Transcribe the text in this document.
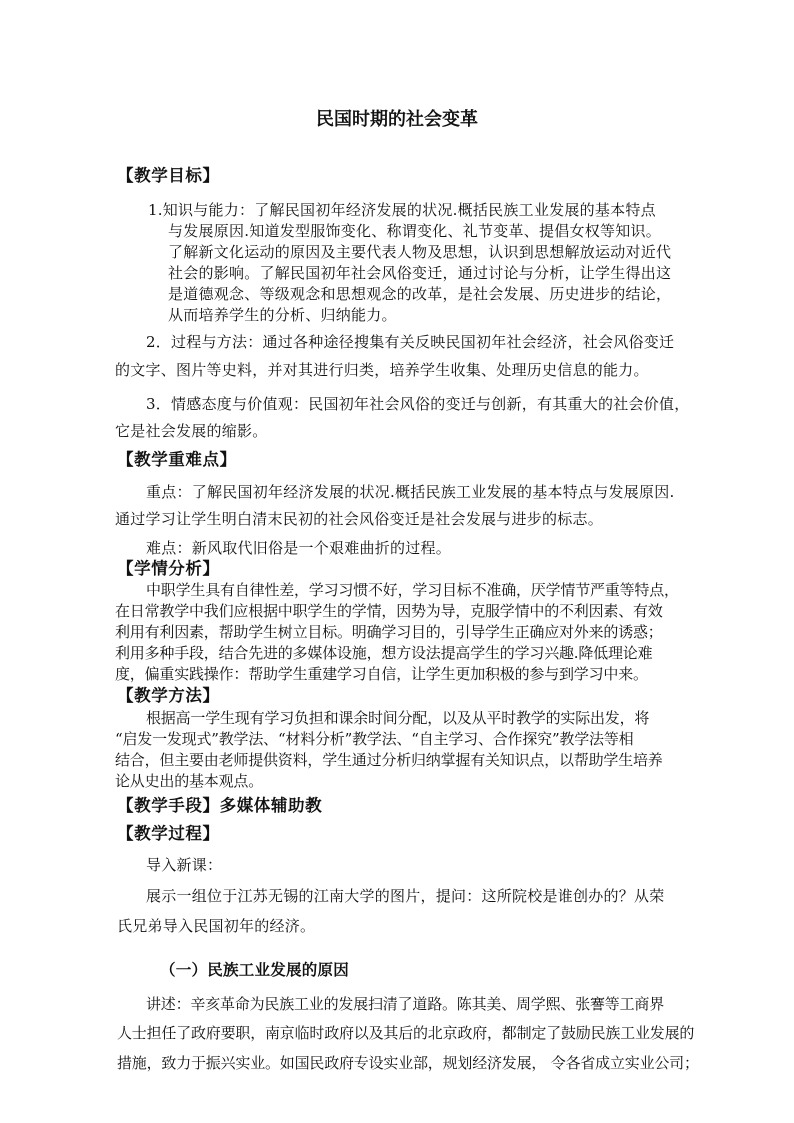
民国时期的社会变革
【教学目标】
1.知识与能力：了解民国初年经济发展的状况.概括民族工业发展的基本特点
与发展原因.知道发型服饰变化、称谓变化、礼节变革、提倡女权等知识。
了解新文化运动的原因及主要代表人物及思想，认识到思想解放运动对近代
社会的影响。了解民国初年社会风俗变迁，通过讨论与分析，让学生得出这
是道德观念、等级观念和思想观念的改革，是社会发展、历史进步的结论，
从而培养学生的分析、归纳能力。
2．过程与方法：通过各种途径搜集有关反映民国初年社会经济，社会风俗变迁
的文字、图片等史料，并对其进行归类，培养学生收集、处理历史信息的能力。
3．情感态度与价值观：民国初年社会风俗的变迁与创新，有其重大的社会价值，
它是社会发展的缩影。
【教学重难点】
重点：了解民国初年经济发展的状况.概括民族工业发展的基本特点与发展原因.
通过学习让学生明白清末民初的社会风俗变迁是社会发展与进步的标志。
难点：新风取代旧俗是一个艰难曲折的过程。
【学情分析】
中职学生具有自律性差，学习习惯不好，学习目标不准确，厌学情节严重等特点，
在日常教学中我们应根据中职学生的学情，因势为导，克服学情中的不利因素、有效
利用有利因素，帮助学生树立目标。明确学习目的，引导学生正确应对外来的诱惑；
利用多种手段，结合先进的多媒体设施，想方设法提高学生的学习兴趣.降低理论难
度，偏重实践操作：帮助学生重建学习自信，让学生更加积极的参与到学习中来。
【教学方法】
根据高一学生现有学习负担和课余时间分配，以及从平时教学的实际出发，将
“启发一发现式”教学法、“材料分析”教学法、“自主学习、合作探究”教学法等相
结合，但主要由老师提供资料，学生通过分析归纳掌握有关知识点，以帮助学生培养
论从史出的基本观点。
【教学手段】多媒体辅助教
【教学过程】
导入新课：
展示一组位于江苏无锡的江南大学的图片，提问：这所院校是谁创办的？从荣
氏兄弟导入民国初年的经济。
（一）民族工业发展的原因
讲述：辛亥革命为民族工业的发展扫清了道路。陈其美、周学熙、张謇等工商界
人士担任了政府要职，南京临时政府以及其后的北京政府，都制定了鼓励民族工业发展的
措施，致力于振兴实业。如国民政府专设实业部，规划经济发展， 令各省成立实业公司；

:::::

* [AIM OF THE TASK] Extract the full listing exactly, with the pictures left out.

* [CORRECT ANSWER]
Transcribe the text in this document.
民国时期的社会变革
【教学目标】
1.知识与能力：了解民国初年经济发展的状况.概括民族工业发展的基本特点
与发展原因.知道发型服饰变化、称谓变化、礼节变革、提倡女权等知识。
了解新文化运动的原因及主要代表人物及思想，认识到思想解放运动对近代
社会的影响。了解民国初年社会风俗变迁，通过讨论与分析，让学生得出这
是道德观念、等级观念和思想观念的改革，是社会发展、历史进步的结论，
从而培养学生的分析、归纳能力。
2．过程与方法：通过各种途径搜集有关反映民国初年社会经济，社会风俗变迁
的文字、图片等史料，并对其进行归类，培养学生收集、处理历史信息的能力。
3．情感态度与价值观：民国初年社会风俗的变迁与创新，有其重大的社会价值，
它是社会发展的缩影。
【教学重难点】
重点：了解民国初年经济发展的状况.概括民族工业发展的基本特点与发展原因.
通过学习让学生明白清末民初的社会风俗变迁是社会发展与进步的标志。
难点：新风取代旧俗是一个艰难曲折的过程。
【学情分析】
中职学生具有自律性差，学习习惯不好，学习目标不准确，厌学情节严重等特点，
在日常教学中我们应根据中职学生的学情，因势为导，克服学情中的不利因素、有效
利用有利因素，帮助学生树立目标。明确学习目的，引导学生正确应对外来的诱惑；
利用多种手段，结合先进的多媒体设施，想方设法提高学生的学习兴趣.降低理论难
度，偏重实践操作：帮助学生重建学习自信，让学生更加积极的参与到学习中来。
【教学方法】
根据高一学生现有学习负担和课余时间分配，以及从平时教学的实际出发，将
“启发一发现式”教学法、“材料分析”教学法、“自主学习、合作探究”教学法等相
结合，但主要由老师提供资料，学生通过分析归纳掌握有关知识点，以帮助学生培养
论从史出的基本观点。
【教学手段】多媒体辅助教
【教学过程】
导入新课：
展示一组位于江苏无锡的江南大学的图片，提问：这所院校是谁创办的？从荣
氏兄弟导入民国初年的经济。
（一）民族工业发展的原因
讲述：辛亥革命为民族工业的发展扫清了道路。陈其美、周学熙、张謇等工商界
人士担任了政府要职，南京临时政府以及其后的北京政府，都制定了鼓励民族工业发展的
措施，致力于振兴实业。如国民政府专设实业部，规划经济发展， 令各省成立实业公司；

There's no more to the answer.